(Rows from a figure dataset)
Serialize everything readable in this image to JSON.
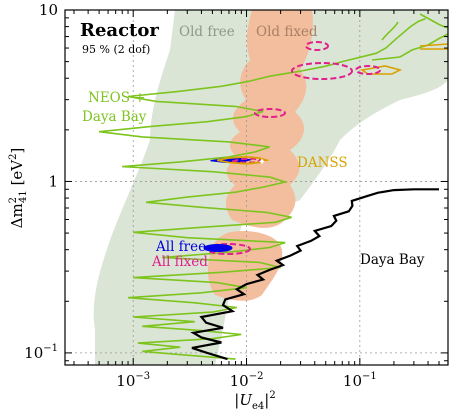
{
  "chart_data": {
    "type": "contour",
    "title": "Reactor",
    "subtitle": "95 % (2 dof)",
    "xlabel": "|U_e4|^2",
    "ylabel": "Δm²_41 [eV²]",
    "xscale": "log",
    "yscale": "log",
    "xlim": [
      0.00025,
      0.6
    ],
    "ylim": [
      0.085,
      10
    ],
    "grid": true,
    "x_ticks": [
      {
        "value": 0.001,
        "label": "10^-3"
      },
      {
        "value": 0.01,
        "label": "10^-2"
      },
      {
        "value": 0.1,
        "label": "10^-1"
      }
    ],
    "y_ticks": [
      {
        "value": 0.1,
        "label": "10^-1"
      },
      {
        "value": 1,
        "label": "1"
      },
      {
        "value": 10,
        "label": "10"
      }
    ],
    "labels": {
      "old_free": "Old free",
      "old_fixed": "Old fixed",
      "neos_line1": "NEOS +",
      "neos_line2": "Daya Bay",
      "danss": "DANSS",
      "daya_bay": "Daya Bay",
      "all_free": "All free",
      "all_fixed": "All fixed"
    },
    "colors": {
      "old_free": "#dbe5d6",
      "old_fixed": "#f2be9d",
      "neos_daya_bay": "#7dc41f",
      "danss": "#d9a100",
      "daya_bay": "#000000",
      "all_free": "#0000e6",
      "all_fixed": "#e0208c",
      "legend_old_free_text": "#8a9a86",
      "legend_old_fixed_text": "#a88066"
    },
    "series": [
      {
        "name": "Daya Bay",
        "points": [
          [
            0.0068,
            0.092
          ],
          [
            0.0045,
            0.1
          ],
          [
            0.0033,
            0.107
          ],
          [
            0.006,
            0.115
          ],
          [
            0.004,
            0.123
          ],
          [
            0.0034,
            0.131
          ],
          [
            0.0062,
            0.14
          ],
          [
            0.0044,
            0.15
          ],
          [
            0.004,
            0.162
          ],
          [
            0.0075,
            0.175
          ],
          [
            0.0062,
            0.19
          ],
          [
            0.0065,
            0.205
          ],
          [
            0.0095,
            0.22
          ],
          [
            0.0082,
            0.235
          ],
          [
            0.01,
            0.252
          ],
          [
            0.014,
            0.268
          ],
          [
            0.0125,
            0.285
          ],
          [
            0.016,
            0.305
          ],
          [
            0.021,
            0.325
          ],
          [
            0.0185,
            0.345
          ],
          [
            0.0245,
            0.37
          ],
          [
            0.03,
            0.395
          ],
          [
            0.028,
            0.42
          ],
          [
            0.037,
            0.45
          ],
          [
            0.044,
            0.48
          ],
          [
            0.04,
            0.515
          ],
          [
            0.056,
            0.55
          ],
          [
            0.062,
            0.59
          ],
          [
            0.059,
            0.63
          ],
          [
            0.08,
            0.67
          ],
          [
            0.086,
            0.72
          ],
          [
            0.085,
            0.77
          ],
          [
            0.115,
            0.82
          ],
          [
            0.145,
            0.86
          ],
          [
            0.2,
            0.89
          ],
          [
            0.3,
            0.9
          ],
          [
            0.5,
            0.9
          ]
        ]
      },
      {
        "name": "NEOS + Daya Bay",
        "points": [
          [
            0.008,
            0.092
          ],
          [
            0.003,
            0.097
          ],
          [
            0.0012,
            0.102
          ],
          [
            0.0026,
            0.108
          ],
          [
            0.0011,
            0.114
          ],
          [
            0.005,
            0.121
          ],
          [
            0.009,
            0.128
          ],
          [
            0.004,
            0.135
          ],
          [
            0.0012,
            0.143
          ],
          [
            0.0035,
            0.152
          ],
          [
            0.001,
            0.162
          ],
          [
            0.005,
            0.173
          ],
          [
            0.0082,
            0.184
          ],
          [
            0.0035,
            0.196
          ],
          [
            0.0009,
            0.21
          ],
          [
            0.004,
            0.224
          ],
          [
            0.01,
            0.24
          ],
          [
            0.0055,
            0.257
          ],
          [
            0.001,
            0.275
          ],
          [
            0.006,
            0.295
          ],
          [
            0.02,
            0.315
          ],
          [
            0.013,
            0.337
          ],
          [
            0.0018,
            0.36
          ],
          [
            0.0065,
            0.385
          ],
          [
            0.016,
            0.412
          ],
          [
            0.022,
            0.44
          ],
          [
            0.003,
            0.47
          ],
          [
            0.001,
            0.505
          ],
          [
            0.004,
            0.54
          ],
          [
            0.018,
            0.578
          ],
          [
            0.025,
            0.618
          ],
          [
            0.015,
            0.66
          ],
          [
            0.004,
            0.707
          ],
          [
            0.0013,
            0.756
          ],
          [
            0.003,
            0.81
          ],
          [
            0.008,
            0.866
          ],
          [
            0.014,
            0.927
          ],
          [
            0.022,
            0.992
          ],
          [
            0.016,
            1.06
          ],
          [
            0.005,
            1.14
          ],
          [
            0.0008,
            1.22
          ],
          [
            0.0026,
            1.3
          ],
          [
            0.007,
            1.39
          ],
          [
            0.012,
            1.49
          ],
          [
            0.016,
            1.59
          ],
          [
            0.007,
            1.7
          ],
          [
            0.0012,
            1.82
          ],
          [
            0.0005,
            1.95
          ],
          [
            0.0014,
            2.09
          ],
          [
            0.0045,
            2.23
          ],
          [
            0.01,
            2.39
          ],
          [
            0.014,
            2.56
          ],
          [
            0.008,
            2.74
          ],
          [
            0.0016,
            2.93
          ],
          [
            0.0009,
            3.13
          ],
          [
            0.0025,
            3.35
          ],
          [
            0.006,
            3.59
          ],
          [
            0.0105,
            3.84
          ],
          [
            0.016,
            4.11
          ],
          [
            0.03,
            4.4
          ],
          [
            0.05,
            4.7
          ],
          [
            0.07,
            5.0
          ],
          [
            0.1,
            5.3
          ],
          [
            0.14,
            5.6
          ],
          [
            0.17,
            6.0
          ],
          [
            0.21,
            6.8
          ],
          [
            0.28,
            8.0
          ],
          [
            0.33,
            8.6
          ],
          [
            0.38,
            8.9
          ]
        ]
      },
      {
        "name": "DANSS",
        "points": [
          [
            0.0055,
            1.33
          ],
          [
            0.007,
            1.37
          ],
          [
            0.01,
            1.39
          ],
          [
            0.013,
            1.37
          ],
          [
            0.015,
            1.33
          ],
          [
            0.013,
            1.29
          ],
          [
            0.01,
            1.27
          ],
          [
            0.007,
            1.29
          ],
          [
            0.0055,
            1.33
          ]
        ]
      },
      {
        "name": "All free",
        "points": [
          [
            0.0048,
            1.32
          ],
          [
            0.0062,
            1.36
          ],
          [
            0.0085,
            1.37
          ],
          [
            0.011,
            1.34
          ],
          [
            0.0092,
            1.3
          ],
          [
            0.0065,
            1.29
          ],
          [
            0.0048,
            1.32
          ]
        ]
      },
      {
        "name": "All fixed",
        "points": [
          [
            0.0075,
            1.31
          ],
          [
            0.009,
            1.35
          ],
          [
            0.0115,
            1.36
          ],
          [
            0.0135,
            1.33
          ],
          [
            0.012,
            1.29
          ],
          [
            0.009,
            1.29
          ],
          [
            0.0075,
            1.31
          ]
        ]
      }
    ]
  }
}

» **Task**: Keep every word of the data as it is when you write it out, but drop the pictures.

» **Expected output**:
Serialize everything readable in this image to JSON.
{
  "chart_data": {
    "type": "contour",
    "title": "Reactor",
    "subtitle": "95 % (2 dof)",
    "xlabel": "|U_e4|^2",
    "ylabel": "Δm²_41 [eV²]",
    "xscale": "log",
    "yscale": "log",
    "xlim": [
      0.00025,
      0.6
    ],
    "ylim": [
      0.085,
      10
    ],
    "grid": true,
    "x_ticks": [
      {
        "value": 0.001,
        "label": "10^-3"
      },
      {
        "value": 0.01,
        "label": "10^-2"
      },
      {
        "value": 0.1,
        "label": "10^-1"
      }
    ],
    "y_ticks": [
      {
        "value": 0.1,
        "label": "10^-1"
      },
      {
        "value": 1,
        "label": "1"
      },
      {
        "value": 10,
        "label": "10"
      }
    ],
    "labels": {
      "old_free": "Old free",
      "old_fixed": "Old fixed",
      "neos_line1": "NEOS +",
      "neos_line2": "Daya Bay",
      "danss": "DANSS",
      "daya_bay": "Daya Bay",
      "all_free": "All free",
      "all_fixed": "All fixed"
    },
    "colors": {
      "old_free": "#dbe5d6",
      "old_fixed": "#f2be9d",
      "neos_daya_bay": "#7dc41f",
      "danss": "#d9a100",
      "daya_bay": "#000000",
      "all_free": "#0000e6",
      "all_fixed": "#e0208c",
      "legend_old_free_text": "#8a9a86",
      "legend_old_fixed_text": "#a88066"
    },
    "series": [
      {
        "name": "Daya Bay",
        "points": [
          [
            0.0068,
            0.092
          ],
          [
            0.0045,
            0.1
          ],
          [
            0.0033,
            0.107
          ],
          [
            0.006,
            0.115
          ],
          [
            0.004,
            0.123
          ],
          [
            0.0034,
            0.131
          ],
          [
            0.0062,
            0.14
          ],
          [
            0.0044,
            0.15
          ],
          [
            0.004,
            0.162
          ],
          [
            0.0075,
            0.175
          ],
          [
            0.0062,
            0.19
          ],
          [
            0.0065,
            0.205
          ],
          [
            0.0095,
            0.22
          ],
          [
            0.0082,
            0.235
          ],
          [
            0.01,
            0.252
          ],
          [
            0.014,
            0.268
          ],
          [
            0.0125,
            0.285
          ],
          [
            0.016,
            0.305
          ],
          [
            0.021,
            0.325
          ],
          [
            0.0185,
            0.345
          ],
          [
            0.0245,
            0.37
          ],
          [
            0.03,
            0.395
          ],
          [
            0.028,
            0.42
          ],
          [
            0.037,
            0.45
          ],
          [
            0.044,
            0.48
          ],
          [
            0.04,
            0.515
          ],
          [
            0.056,
            0.55
          ],
          [
            0.062,
            0.59
          ],
          [
            0.059,
            0.63
          ],
          [
            0.08,
            0.67
          ],
          [
            0.086,
            0.72
          ],
          [
            0.085,
            0.77
          ],
          [
            0.115,
            0.82
          ],
          [
            0.145,
            0.86
          ],
          [
            0.2,
            0.89
          ],
          [
            0.3,
            0.9
          ],
          [
            0.5,
            0.9
          ]
        ]
      },
      {
        "name": "NEOS + Daya Bay",
        "points": [
          [
            0.008,
            0.092
          ],
          [
            0.003,
            0.097
          ],
          [
            0.0012,
            0.102
          ],
          [
            0.0026,
            0.108
          ],
          [
            0.0011,
            0.114
          ],
          [
            0.005,
            0.121
          ],
          [
            0.009,
            0.128
          ],
          [
            0.004,
            0.135
          ],
          [
            0.0012,
            0.143
          ],
          [
            0.0035,
            0.152
          ],
          [
            0.001,
            0.162
          ],
          [
            0.005,
            0.173
          ],
          [
            0.0082,
            0.184
          ],
          [
            0.0035,
            0.196
          ],
          [
            0.0009,
            0.21
          ],
          [
            0.004,
            0.224
          ],
          [
            0.01,
            0.24
          ],
          [
            0.0055,
            0.257
          ],
          [
            0.001,
            0.275
          ],
          [
            0.006,
            0.295
          ],
          [
            0.02,
            0.315
          ],
          [
            0.013,
            0.337
          ],
          [
            0.0018,
            0.36
          ],
          [
            0.0065,
            0.385
          ],
          [
            0.016,
            0.412
          ],
          [
            0.022,
            0.44
          ],
          [
            0.003,
            0.47
          ],
          [
            0.001,
            0.505
          ],
          [
            0.004,
            0.54
          ],
          [
            0.018,
            0.578
          ],
          [
            0.025,
            0.618
          ],
          [
            0.015,
            0.66
          ],
          [
            0.004,
            0.707
          ],
          [
            0.0013,
            0.756
          ],
          [
            0.003,
            0.81
          ],
          [
            0.008,
            0.866
          ],
          [
            0.014,
            0.927
          ],
          [
            0.022,
            0.992
          ],
          [
            0.016,
            1.06
          ],
          [
            0.005,
            1.14
          ],
          [
            0.0008,
            1.22
          ],
          [
            0.0026,
            1.3
          ],
          [
            0.007,
            1.39
          ],
          [
            0.012,
            1.49
          ],
          [
            0.016,
            1.59
          ],
          [
            0.007,
            1.7
          ],
          [
            0.0012,
            1.82
          ],
          [
            0.0005,
            1.95
          ],
          [
            0.0014,
            2.09
          ],
          [
            0.0045,
            2.23
          ],
          [
            0.01,
            2.39
          ],
          [
            0.014,
            2.56
          ],
          [
            0.008,
            2.74
          ],
          [
            0.0016,
            2.93
          ],
          [
            0.0009,
            3.13
          ],
          [
            0.0025,
            3.35
          ],
          [
            0.006,
            3.59
          ],
          [
            0.0105,
            3.84
          ],
          [
            0.016,
            4.11
          ],
          [
            0.03,
            4.4
          ],
          [
            0.05,
            4.7
          ],
          [
            0.07,
            5.0
          ],
          [
            0.1,
            5.3
          ],
          [
            0.14,
            5.6
          ],
          [
            0.17,
            6.0
          ],
          [
            0.21,
            6.8
          ],
          [
            0.28,
            8.0
          ],
          [
            0.33,
            8.6
          ],
          [
            0.38,
            8.9
          ]
        ]
      },
      {
        "name": "DANSS",
        "points": [
          [
            0.0055,
            1.33
          ],
          [
            0.007,
            1.37
          ],
          [
            0.01,
            1.39
          ],
          [
            0.013,
            1.37
          ],
          [
            0.015,
            1.33
          ],
          [
            0.013,
            1.29
          ],
          [
            0.01,
            1.27
          ],
          [
            0.007,
            1.29
          ],
          [
            0.0055,
            1.33
          ]
        ]
      },
      {
        "name": "All free",
        "points": [
          [
            0.0048,
            1.32
          ],
          [
            0.0062,
            1.36
          ],
          [
            0.0085,
            1.37
          ],
          [
            0.011,
            1.34
          ],
          [
            0.0092,
            1.3
          ],
          [
            0.0065,
            1.29
          ],
          [
            0.0048,
            1.32
          ]
        ]
      },
      {
        "name": "All fixed",
        "points": [
          [
            0.0075,
            1.31
          ],
          [
            0.009,
            1.35
          ],
          [
            0.0115,
            1.36
          ],
          [
            0.0135,
            1.33
          ],
          [
            0.012,
            1.29
          ],
          [
            0.009,
            1.29
          ],
          [
            0.0075,
            1.31
          ]
        ]
      }
    ]
  }
}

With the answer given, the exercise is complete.